*Listed records*
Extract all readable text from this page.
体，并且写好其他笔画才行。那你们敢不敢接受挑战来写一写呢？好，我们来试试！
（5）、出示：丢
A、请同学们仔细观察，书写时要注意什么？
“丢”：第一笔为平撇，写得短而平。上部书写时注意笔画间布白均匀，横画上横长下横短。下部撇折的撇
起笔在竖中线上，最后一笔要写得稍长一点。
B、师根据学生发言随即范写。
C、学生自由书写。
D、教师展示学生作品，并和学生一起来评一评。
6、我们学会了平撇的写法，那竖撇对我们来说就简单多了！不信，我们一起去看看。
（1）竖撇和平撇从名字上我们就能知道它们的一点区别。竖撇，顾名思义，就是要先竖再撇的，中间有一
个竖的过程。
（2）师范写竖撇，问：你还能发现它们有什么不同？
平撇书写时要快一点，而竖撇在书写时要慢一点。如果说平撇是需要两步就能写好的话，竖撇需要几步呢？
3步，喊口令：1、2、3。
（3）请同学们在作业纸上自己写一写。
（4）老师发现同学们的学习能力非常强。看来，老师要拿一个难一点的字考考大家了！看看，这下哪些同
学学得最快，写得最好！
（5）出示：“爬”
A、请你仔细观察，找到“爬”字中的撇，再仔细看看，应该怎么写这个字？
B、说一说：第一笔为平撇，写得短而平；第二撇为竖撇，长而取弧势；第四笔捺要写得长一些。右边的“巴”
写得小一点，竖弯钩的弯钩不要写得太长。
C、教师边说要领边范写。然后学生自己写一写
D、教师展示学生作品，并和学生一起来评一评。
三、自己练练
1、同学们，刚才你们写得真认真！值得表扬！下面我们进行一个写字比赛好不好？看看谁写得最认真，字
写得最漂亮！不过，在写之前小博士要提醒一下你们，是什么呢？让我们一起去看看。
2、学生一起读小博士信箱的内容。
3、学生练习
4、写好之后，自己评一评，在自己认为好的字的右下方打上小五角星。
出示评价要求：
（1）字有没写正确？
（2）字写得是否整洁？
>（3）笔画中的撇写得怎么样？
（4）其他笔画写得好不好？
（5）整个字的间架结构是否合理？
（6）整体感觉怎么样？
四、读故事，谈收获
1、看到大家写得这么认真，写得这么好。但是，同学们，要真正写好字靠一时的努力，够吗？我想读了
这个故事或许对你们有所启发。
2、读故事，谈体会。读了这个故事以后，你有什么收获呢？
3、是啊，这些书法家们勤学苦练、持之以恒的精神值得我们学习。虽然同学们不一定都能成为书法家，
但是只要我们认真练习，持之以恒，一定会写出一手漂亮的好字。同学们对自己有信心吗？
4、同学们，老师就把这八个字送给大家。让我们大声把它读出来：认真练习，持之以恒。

*Written exercise*
Go through the records line by line and count those containing the string "第一笔为平撇". Give only the total.

*Solution to this exercise*
2